Segment Start: Source document
Last month, the company that pioneered the concept of the smartphone unveiled a brand new device featuring a completely different screen size from previous models as the current chief executive made a critical bid to counter the perception that the company could no longer innovate like it once did in its heyday under its inspirational leaders.
But amid all the recent hoopla over the release of the iPhone 6, what with the long lines, record-setting sales and the much-reported bendiness, it was easy to miss the the fact that Blackberry's chief executive John Chen unveiled the Passport, a peculiar-looking device with a distinctive form factor, featuring a square screen and three-row keyboard. This event was seen as a last-ditch bid for survival for a company that has seen its fortunes thoroughly reversed.
How times change. Back when Blackberry was called Research in Motion, it bestrode the smartphone space like a colossus, its keyboard-equipped devices setting the standard for multipurpose pocket computers.
Segment End: Source document
Segment Start: Data for analysis
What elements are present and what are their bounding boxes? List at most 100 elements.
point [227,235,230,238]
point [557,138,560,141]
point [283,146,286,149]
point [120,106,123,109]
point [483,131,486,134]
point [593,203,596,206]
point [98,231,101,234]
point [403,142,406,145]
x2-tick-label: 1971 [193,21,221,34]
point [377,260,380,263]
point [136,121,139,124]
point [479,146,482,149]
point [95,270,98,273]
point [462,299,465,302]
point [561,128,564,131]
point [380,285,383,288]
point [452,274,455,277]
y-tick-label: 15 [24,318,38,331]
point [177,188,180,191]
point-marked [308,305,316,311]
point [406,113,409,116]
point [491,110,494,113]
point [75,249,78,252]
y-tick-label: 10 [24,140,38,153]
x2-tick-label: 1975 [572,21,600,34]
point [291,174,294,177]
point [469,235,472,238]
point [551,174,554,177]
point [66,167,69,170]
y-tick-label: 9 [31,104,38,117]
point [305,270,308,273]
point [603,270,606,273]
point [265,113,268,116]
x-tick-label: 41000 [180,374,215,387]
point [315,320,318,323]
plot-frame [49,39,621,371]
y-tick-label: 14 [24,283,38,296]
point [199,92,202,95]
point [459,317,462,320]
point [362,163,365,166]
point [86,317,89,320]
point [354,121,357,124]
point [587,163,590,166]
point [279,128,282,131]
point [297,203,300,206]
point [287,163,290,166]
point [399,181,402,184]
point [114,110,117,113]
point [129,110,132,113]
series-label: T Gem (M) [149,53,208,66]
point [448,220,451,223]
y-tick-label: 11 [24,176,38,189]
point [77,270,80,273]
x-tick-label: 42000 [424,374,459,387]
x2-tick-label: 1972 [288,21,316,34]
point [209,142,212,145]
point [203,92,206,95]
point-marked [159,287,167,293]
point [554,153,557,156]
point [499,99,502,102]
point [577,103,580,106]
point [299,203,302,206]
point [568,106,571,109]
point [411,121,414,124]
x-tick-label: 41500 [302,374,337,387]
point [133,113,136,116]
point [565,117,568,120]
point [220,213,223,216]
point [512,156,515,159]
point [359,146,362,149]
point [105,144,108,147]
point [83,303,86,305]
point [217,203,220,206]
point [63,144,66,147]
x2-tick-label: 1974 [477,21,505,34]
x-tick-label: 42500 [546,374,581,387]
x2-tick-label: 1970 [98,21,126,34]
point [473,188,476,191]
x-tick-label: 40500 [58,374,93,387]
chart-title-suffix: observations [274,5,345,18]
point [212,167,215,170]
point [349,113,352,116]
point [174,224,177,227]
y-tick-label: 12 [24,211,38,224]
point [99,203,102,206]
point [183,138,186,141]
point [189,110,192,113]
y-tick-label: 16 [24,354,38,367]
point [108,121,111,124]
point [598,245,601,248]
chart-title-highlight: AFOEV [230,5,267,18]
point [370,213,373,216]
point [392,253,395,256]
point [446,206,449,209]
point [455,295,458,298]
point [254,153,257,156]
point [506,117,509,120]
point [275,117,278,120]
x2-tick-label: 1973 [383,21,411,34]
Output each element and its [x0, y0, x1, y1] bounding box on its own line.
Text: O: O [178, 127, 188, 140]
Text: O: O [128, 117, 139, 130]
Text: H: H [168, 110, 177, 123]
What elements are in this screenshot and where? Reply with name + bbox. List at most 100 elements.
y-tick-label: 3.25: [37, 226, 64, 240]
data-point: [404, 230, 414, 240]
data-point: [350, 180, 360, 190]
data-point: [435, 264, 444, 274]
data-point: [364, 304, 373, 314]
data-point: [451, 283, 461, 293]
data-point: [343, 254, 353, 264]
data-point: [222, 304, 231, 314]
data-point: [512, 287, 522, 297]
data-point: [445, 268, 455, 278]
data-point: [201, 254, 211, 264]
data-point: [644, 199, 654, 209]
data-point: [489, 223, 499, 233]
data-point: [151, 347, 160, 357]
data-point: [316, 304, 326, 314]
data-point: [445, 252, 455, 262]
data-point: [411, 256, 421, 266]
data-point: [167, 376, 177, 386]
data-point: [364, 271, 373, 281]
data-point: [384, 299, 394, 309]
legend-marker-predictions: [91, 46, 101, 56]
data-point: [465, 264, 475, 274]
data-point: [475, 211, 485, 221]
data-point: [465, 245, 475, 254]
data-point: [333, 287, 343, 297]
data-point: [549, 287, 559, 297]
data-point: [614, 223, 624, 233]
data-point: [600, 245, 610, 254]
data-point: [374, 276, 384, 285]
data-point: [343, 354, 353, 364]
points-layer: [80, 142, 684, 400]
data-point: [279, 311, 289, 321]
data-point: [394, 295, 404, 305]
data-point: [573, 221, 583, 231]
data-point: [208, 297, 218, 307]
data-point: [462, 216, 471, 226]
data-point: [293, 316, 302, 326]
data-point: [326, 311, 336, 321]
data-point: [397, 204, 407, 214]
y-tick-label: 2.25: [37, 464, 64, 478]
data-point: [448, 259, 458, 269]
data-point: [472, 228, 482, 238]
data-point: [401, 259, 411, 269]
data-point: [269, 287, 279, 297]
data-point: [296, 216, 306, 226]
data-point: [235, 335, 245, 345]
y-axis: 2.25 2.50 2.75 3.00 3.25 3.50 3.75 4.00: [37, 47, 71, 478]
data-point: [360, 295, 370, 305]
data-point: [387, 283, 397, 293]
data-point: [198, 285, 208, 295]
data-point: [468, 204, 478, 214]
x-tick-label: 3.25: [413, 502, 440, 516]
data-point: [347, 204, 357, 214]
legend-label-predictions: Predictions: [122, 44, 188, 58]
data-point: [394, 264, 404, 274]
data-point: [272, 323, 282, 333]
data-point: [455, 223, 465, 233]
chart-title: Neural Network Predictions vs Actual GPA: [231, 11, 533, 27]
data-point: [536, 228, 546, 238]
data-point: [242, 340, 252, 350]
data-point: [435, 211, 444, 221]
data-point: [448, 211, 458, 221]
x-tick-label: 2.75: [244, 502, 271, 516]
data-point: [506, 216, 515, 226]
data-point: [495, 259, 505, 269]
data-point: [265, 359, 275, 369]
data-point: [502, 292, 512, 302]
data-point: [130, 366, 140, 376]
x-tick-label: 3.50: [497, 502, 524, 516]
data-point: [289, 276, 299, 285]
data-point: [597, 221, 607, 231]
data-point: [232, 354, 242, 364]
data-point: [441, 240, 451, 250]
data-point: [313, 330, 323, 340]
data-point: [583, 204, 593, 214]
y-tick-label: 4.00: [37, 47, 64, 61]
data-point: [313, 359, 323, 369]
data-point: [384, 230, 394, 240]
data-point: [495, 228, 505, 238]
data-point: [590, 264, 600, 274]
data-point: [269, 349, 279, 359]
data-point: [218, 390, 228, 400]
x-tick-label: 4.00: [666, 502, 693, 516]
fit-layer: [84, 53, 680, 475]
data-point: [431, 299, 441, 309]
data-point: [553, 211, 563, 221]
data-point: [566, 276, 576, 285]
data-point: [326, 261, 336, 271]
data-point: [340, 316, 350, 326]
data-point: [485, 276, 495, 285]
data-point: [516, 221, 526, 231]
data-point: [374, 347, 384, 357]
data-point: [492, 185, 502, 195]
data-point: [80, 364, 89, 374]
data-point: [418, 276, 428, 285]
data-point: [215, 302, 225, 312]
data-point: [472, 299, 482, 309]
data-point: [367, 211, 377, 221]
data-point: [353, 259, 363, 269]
Segment End: Data for analysis
_Task item A_
In the BlackBerry article, what two features of the Passport are named?
_Task item B_
Repeat the part of the BlackBerry article that begins at the words "Last month, the" and stops after "fortunes thoroughly reversed.".
_Task item C_
Pick up the BlackBerry article after its final sentence and continue writing it.

_Written reply A_
A square screen and a three-row keyboard.

_Written reply B_
Last month, the company that pioneered the concept of the smartphone unveiled a brand new device featuring a completely different screen size from previous models as the current chief executive made a critical bid to counter the perception that the company could no longer innovate like it once did in its heyday under its inspirational leaders.
But amid all the recent hoopla over the release of the iPhone 6, what with the long lines, record-setting sales and the much-reported bendiness, it was easy to miss the the fact that Blackberry's chief executive John Chen unveiled the Passport, a peculiar-looking device with a distinctive form factor, featuring a square screen and three-row keyboard. This event was seen as a last-ditch bid for survival for a company that has seen its fortunes thoroughly reversed.

_Written reply C_
That all changed with the arrival of the original iPhone in 2007 and the subsequent rise of Android, and Blackberry's subsequent fate certainly seems to be a cautionary tale, with former leaders Jim Balsillie and Mike Lazaridis departing in acrimonious circumstances while sales and revenues have maintained a steady downward trajectory, down to less than 1 per cent market share in the last quarter.
All of which has made Blackberry into a classic case study in disruption theory. What were the strategic errors that consigned them to also-ran status? The arrival of the Passport has seen no shortage of analysis on the company’s shortcomings.
Former Apple executive Jean-Louis Gassée pinpointed the part played by the Canadian firm’s failings in the software space: “At a very early stage in the shift to the Smartphone 2.0 era, RIM understood the nature and extent of their problem: BlackBerry’s serviceable but outdated software engine was against a much more capable architecture. The BlackBerry was a generation behind.”
As Gassée points out, the other multitudinous failings - “company culture, hardware misdirections, loss of engineering talent” - all stemmed from being outflanked on the software side.
More than two years ago in this column, I pointed out the parallel decline of both RIM and Nokia: "Both…are being disrupted to death - they both pioneered different areas of the mobile phone business at the high and low end, and both have been usurped by developments that they are neither agile nor technically adept enough to react to."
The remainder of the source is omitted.